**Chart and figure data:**
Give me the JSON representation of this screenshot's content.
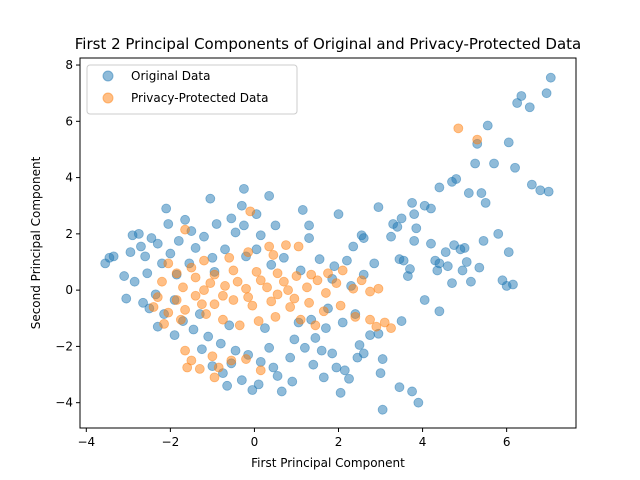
{
  "chart_data": {
    "type": "scatter",
    "title": "First 2 Principal Components of Original and Privacy-Protected Data",
    "xlabel": "First Principal Component",
    "ylabel": "Second Principal Component",
    "xlim": [
      -4.15,
      7.65
    ],
    "ylim": [
      -4.9,
      8.25
    ],
    "xticks": [
      -4,
      -2,
      0,
      2,
      4,
      6
    ],
    "yticks": [
      -4,
      -2,
      0,
      2,
      4,
      6,
      8
    ],
    "grid": false,
    "legend_position": "top-left",
    "series": [
      {
        "name": "Original Data",
        "color": "#1f77b4",
        "points": [
          [
            7.05,
            7.55
          ],
          [
            6.35,
            6.9
          ],
          [
            6.25,
            6.65
          ],
          [
            6.55,
            6.5
          ],
          [
            6.95,
            7.0
          ],
          [
            5.55,
            5.85
          ],
          [
            5.3,
            5.2
          ],
          [
            6.05,
            5.25
          ],
          [
            5.7,
            4.5
          ],
          [
            5.25,
            4.5
          ],
          [
            6.2,
            4.35
          ],
          [
            4.8,
            3.95
          ],
          [
            4.7,
            3.85
          ],
          [
            4.4,
            3.65
          ],
          [
            6.6,
            3.75
          ],
          [
            6.8,
            3.55
          ],
          [
            7.0,
            3.5
          ],
          [
            5.4,
            3.45
          ],
          [
            5.1,
            3.45
          ],
          [
            5.5,
            3.1
          ],
          [
            3.75,
            3.1
          ],
          [
            4.05,
            3.0
          ],
          [
            4.2,
            2.9
          ],
          [
            2.95,
            2.95
          ],
          [
            3.8,
            2.7
          ],
          [
            3.5,
            2.55
          ],
          [
            3.3,
            2.35
          ],
          [
            3.4,
            2.25
          ],
          [
            3.85,
            2.2
          ],
          [
            3.25,
            1.9
          ],
          [
            2.55,
            1.95
          ],
          [
            2.6,
            1.85
          ],
          [
            5.8,
            2.0
          ],
          [
            3.8,
            1.75
          ],
          [
            4.2,
            1.65
          ],
          [
            4.75,
            1.6
          ],
          [
            5.45,
            1.75
          ],
          [
            5.0,
            1.5
          ],
          [
            4.9,
            1.45
          ],
          [
            6.05,
            1.35
          ],
          [
            4.55,
            1.35
          ],
          [
            3.45,
            1.1
          ],
          [
            3.55,
            1.05
          ],
          [
            4.3,
            1.05
          ],
          [
            4.4,
            0.95
          ],
          [
            5.05,
            1.0
          ],
          [
            4.6,
            0.85
          ],
          [
            5.35,
            0.8
          ],
          [
            4.35,
            0.7
          ],
          [
            3.7,
            0.75
          ],
          [
            4.95,
            0.7
          ],
          [
            3.65,
            0.5
          ],
          [
            5.9,
            0.35
          ],
          [
            5.15,
            0.3
          ],
          [
            4.7,
            0.25
          ],
          [
            6.15,
            0.2
          ],
          [
            6.0,
            0.15
          ],
          [
            4.05,
            -0.35
          ],
          [
            4.4,
            -0.75
          ],
          [
            3.5,
            -1.1
          ],
          [
            2.95,
            -1.55
          ],
          [
            2.75,
            -1.6
          ],
          [
            2.5,
            -1.95
          ],
          [
            2.6,
            -2.25
          ],
          [
            3.05,
            -2.45
          ],
          [
            2.45,
            -2.4
          ],
          [
            3.0,
            -2.95
          ],
          [
            3.45,
            -3.45
          ],
          [
            3.75,
            -3.6
          ],
          [
            3.9,
            -4.0
          ],
          [
            3.05,
            -4.25
          ],
          [
            2.15,
            -2.85
          ],
          [
            2.25,
            -3.15
          ],
          [
            2.05,
            -3.65
          ],
          [
            1.65,
            -3.1
          ],
          [
            1.95,
            -2.75
          ],
          [
            -3.55,
            0.95
          ],
          [
            -3.35,
            1.2
          ],
          [
            -3.45,
            1.15
          ],
          [
            -2.9,
            1.95
          ],
          [
            -2.75,
            2.0
          ],
          [
            -2.1,
            2.9
          ],
          [
            -1.05,
            3.25
          ],
          [
            -0.25,
            3.6
          ],
          [
            0.35,
            3.35
          ],
          [
            -0.55,
            2.55
          ],
          [
            -0.3,
            3.0
          ],
          [
            0.05,
            2.7
          ],
          [
            1.15,
            2.85
          ],
          [
            2.0,
            2.7
          ],
          [
            -2.05,
            2.35
          ],
          [
            -1.5,
            2.1
          ],
          [
            -0.9,
            2.35
          ],
          [
            -2.3,
            1.65
          ],
          [
            -1.8,
            1.75
          ],
          [
            -1.2,
            1.9
          ],
          [
            -0.45,
            2.05
          ],
          [
            0.15,
            1.95
          ],
          [
            1.3,
            1.85
          ],
          [
            2.35,
            1.55
          ],
          [
            -2.95,
            1.35
          ],
          [
            -2.6,
            1.2
          ],
          [
            -2.0,
            1.3
          ],
          [
            -1.4,
            1.5
          ],
          [
            -0.7,
            1.45
          ],
          [
            0.05,
            1.45
          ],
          [
            -3.1,
            0.5
          ],
          [
            -2.85,
            0.3
          ],
          [
            -2.55,
            0.6
          ],
          [
            -3.05,
            -0.3
          ],
          [
            -2.65,
            -0.45
          ],
          [
            -2.35,
            -0.15
          ],
          [
            -2.15,
            -0.85
          ],
          [
            -1.9,
            -0.35
          ],
          [
            -1.7,
            -1.1
          ],
          [
            -1.45,
            -1.4
          ],
          [
            -1.1,
            -1.65
          ],
          [
            -0.8,
            -1.9
          ],
          [
            -0.45,
            -2.15
          ],
          [
            -0.15,
            -2.3
          ],
          [
            0.15,
            -2.55
          ],
          [
            0.45,
            -2.75
          ],
          [
            0.85,
            -2.4
          ],
          [
            1.2,
            -2.05
          ],
          [
            1.45,
            -1.7
          ],
          [
            1.7,
            -1.35
          ],
          [
            -0.75,
            -2.95
          ],
          [
            -0.3,
            -3.2
          ],
          [
            0.1,
            -3.35
          ],
          [
            0.55,
            -3.05
          ],
          [
            -0.05,
            -3.55
          ],
          [
            0.65,
            -3.6
          ],
          [
            1.4,
            -2.65
          ],
          [
            1.85,
            -2.25
          ],
          [
            2.1,
            -1.15
          ],
          [
            2.4,
            -0.85
          ],
          [
            2.6,
            0.55
          ],
          [
            2.85,
            0.95
          ],
          [
            2.2,
            1.05
          ],
          [
            1.9,
            0.85
          ],
          [
            -1.55,
            0.95
          ],
          [
            -1.0,
            1.15
          ],
          [
            -0.2,
            1.2
          ],
          [
            0.7,
            1.15
          ],
          [
            1.55,
            1.1
          ],
          [
            -2.3,
            -1.3
          ],
          [
            -1.9,
            -1.6
          ],
          [
            -1.25,
            -2.1
          ],
          [
            -0.55,
            -2.6
          ],
          [
            0.35,
            -2.05
          ],
          [
            0.95,
            -1.75
          ],
          [
            1.35,
            -1.05
          ],
          [
            1.75,
            -0.65
          ],
          [
            -1.65,
            2.5
          ],
          [
            -2.45,
            1.85
          ],
          [
            -2.7,
            1.55
          ],
          [
            -2.2,
            0.95
          ],
          [
            -1.85,
            0.55
          ],
          [
            -0.95,
            0.65
          ],
          [
            0.4,
            0.9
          ],
          [
            1.1,
            0.7
          ],
          [
            1.85,
            0.4
          ],
          [
            2.3,
            0.15
          ],
          [
            -2.5,
            -0.65
          ],
          [
            -1.3,
            -0.85
          ],
          [
            -0.6,
            -1.25
          ],
          [
            0.25,
            -1.35
          ],
          [
            1.05,
            -1.15
          ],
          [
            1.6,
            -2.15
          ],
          [
            0.9,
            -3.25
          ],
          [
            -0.65,
            -3.4
          ],
          [
            -1.0,
            -2.7
          ],
          [
            1.3,
            2.3
          ],
          [
            0.5,
            2.3
          ],
          [
            -0.25,
            2.3
          ]
        ]
      },
      {
        "name": "Privacy-Protected Data",
        "color": "#ff7f0e",
        "points": [
          [
            4.85,
            5.75
          ],
          [
            5.3,
            5.35
          ],
          [
            -1.65,
            2.15
          ],
          [
            -0.1,
            2.8
          ],
          [
            0.75,
            1.6
          ],
          [
            1.05,
            1.55
          ],
          [
            0.45,
            1.25
          ],
          [
            -1.2,
            1.05
          ],
          [
            -2.05,
            0.95
          ],
          [
            -1.85,
            0.6
          ],
          [
            -1.4,
            0.45
          ],
          [
            -0.95,
            0.55
          ],
          [
            -0.5,
            0.7
          ],
          [
            0.05,
            0.65
          ],
          [
            0.55,
            0.6
          ],
          [
            1.0,
            0.5
          ],
          [
            1.5,
            0.35
          ],
          [
            1.95,
            0.25
          ],
          [
            2.35,
            0.05
          ],
          [
            2.75,
            -0.05
          ],
          [
            2.95,
            0.05
          ],
          [
            2.75,
            -1.05
          ],
          [
            2.9,
            -1.3
          ],
          [
            3.1,
            -1.15
          ],
          [
            3.25,
            -1.35
          ],
          [
            2.4,
            -0.95
          ],
          [
            2.05,
            -0.55
          ],
          [
            1.65,
            -0.75
          ],
          [
            1.3,
            -0.45
          ],
          [
            0.85,
            -0.6
          ],
          [
            0.4,
            -0.4
          ],
          [
            -0.05,
            -0.55
          ],
          [
            -0.5,
            -0.35
          ],
          [
            -0.95,
            -0.5
          ],
          [
            -1.4,
            -0.2
          ],
          [
            -1.85,
            -0.35
          ],
          [
            -2.3,
            -0.25
          ],
          [
            -2.2,
            0.3
          ],
          [
            -1.7,
            0.1
          ],
          [
            -1.2,
            0.0
          ],
          [
            -0.7,
            0.15
          ],
          [
            -0.2,
            0.05
          ],
          [
            0.3,
            0.1
          ],
          [
            0.8,
            0.0
          ],
          [
            1.25,
            0.1
          ],
          [
            1.7,
            -0.1
          ],
          [
            -1.65,
            -2.15
          ],
          [
            -1.5,
            -2.5
          ],
          [
            -1.3,
            -2.8
          ],
          [
            -1.0,
            -2.35
          ],
          [
            -0.85,
            -2.75
          ],
          [
            -0.55,
            -2.5
          ],
          [
            -0.2,
            -2.45
          ],
          [
            0.15,
            -2.85
          ],
          [
            -0.95,
            -3.1
          ],
          [
            -1.6,
            -2.75
          ],
          [
            -0.75,
            -1.05
          ],
          [
            -0.35,
            -1.25
          ],
          [
            0.1,
            -1.1
          ],
          [
            0.5,
            -0.95
          ],
          [
            1.1,
            -1.05
          ],
          [
            1.45,
            -1.25
          ],
          [
            -1.15,
            -0.85
          ],
          [
            -1.65,
            -0.7
          ],
          [
            -2.05,
            -0.8
          ],
          [
            -2.15,
            -1.2
          ],
          [
            -1.75,
            -1.05
          ],
          [
            0.35,
            1.55
          ],
          [
            -0.15,
            1.35
          ],
          [
            -0.6,
            1.15
          ],
          [
            2.1,
            0.7
          ],
          [
            1.75,
            0.6
          ],
          [
            2.55,
            0.35
          ],
          [
            -2.4,
            -0.6
          ],
          [
            -0.4,
            0.3
          ],
          [
            0.15,
            0.35
          ],
          [
            0.7,
            0.3
          ],
          [
            1.35,
            0.55
          ],
          [
            -1.05,
            0.25
          ],
          [
            -1.5,
            0.8
          ],
          [
            0.55,
            -0.15
          ],
          [
            0.95,
            -0.3
          ],
          [
            -0.15,
            -0.25
          ],
          [
            -0.75,
            -0.2
          ],
          [
            -1.25,
            -0.5
          ]
        ]
      }
    ]
  }
}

**Given instruction:**
Scan the listing above for the word "name" and copy every line that holds it.

**Result:**
        "name": "Original Data",
        "name": "Privacy-Protected Data",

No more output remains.